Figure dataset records
──────────────────────────────

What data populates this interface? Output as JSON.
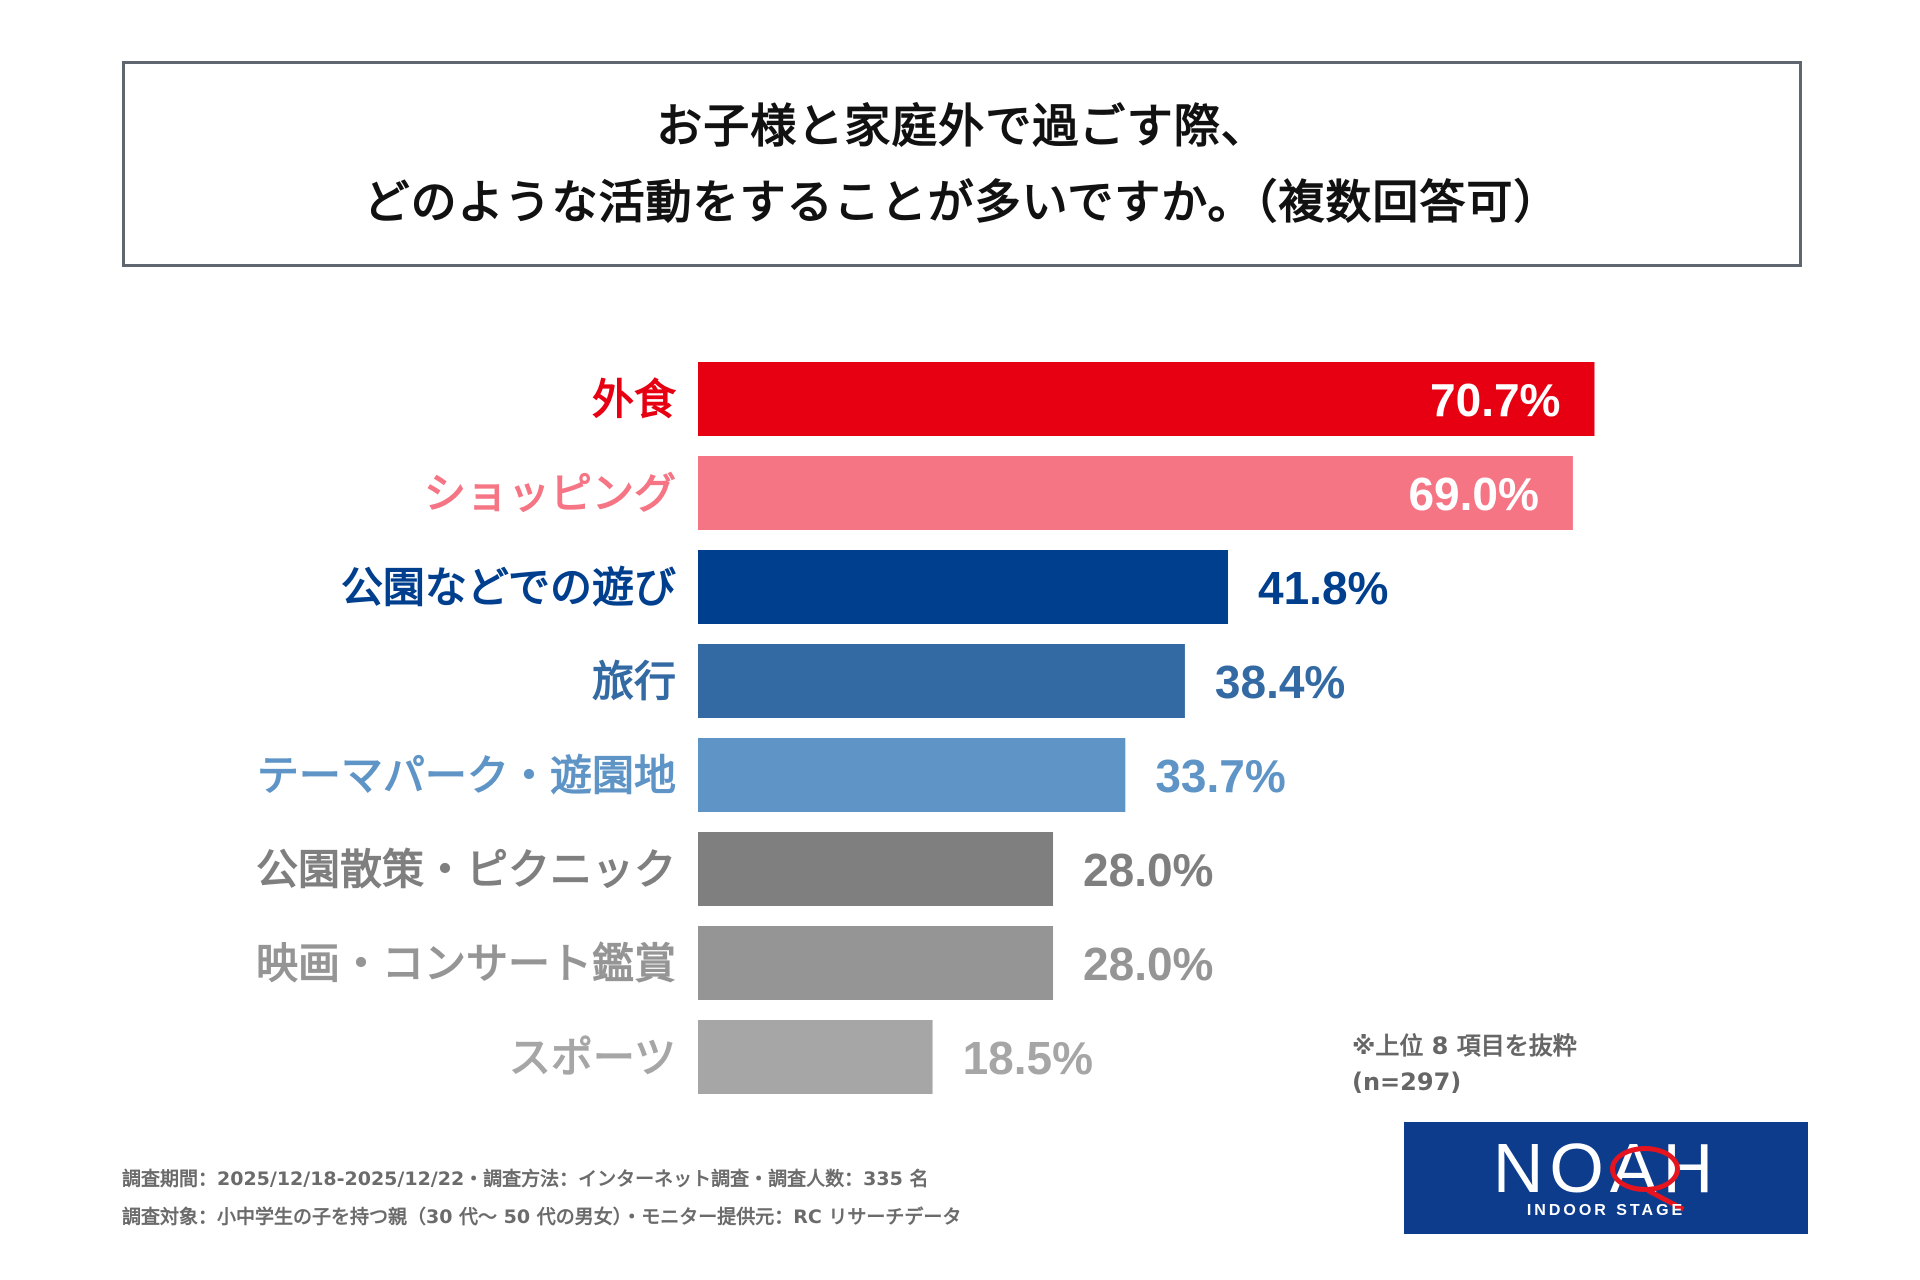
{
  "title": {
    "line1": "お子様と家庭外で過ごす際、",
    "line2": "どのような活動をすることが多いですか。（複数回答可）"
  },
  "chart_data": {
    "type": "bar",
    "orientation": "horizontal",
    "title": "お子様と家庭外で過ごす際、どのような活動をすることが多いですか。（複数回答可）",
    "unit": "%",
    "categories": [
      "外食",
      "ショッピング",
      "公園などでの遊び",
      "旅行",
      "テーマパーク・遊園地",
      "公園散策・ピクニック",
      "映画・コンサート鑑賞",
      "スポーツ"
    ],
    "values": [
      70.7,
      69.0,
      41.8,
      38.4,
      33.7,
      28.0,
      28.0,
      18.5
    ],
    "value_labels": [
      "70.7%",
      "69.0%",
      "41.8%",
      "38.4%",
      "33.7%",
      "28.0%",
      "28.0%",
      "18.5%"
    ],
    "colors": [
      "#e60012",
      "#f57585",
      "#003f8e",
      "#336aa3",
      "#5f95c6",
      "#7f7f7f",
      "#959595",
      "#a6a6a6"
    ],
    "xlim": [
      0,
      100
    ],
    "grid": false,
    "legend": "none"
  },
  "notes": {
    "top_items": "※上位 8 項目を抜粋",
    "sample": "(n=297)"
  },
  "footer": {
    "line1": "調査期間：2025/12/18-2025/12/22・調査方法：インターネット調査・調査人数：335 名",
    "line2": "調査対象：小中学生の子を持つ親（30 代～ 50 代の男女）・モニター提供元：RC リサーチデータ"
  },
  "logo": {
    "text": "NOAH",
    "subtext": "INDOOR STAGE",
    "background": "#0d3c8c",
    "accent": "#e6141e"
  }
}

──────────────────────────────

Work instructions → Quote the records in their entirety, keeping the wording exact and excluding pictures.

The completed task →
What data populates this interface? Output as JSON.
{
  "title": {
    "line1": "お子様と家庭外で過ごす際、",
    "line2": "どのような活動をすることが多いですか。（複数回答可）"
  },
  "chart_data": {
    "type": "bar",
    "orientation": "horizontal",
    "title": "お子様と家庭外で過ごす際、どのような活動をすることが多いですか。（複数回答可）",
    "unit": "%",
    "categories": [
      "外食",
      "ショッピング",
      "公園などでの遊び",
      "旅行",
      "テーマパーク・遊園地",
      "公園散策・ピクニック",
      "映画・コンサート鑑賞",
      "スポーツ"
    ],
    "values": [
      70.7,
      69.0,
      41.8,
      38.4,
      33.7,
      28.0,
      28.0,
      18.5
    ],
    "value_labels": [
      "70.7%",
      "69.0%",
      "41.8%",
      "38.4%",
      "33.7%",
      "28.0%",
      "28.0%",
      "18.5%"
    ],
    "colors": [
      "#e60012",
      "#f57585",
      "#003f8e",
      "#336aa3",
      "#5f95c6",
      "#7f7f7f",
      "#959595",
      "#a6a6a6"
    ],
    "xlim": [
      0,
      100
    ],
    "grid": false,
    "legend": "none"
  },
  "notes": {
    "top_items": "※上位 8 項目を抜粋",
    "sample": "(n=297)"
  },
  "footer": {
    "line1": "調査期間：2025/12/18-2025/12/22・調査方法：インターネット調査・調査人数：335 名",
    "line2": "調査対象：小中学生の子を持つ親（30 代～ 50 代の男女）・モニター提供元：RC リサーチデータ"
  },
  "logo": {
    "text": "NOAH",
    "subtext": "INDOOR STAGE",
    "background": "#0d3c8c",
    "accent": "#e6141e"
  }
}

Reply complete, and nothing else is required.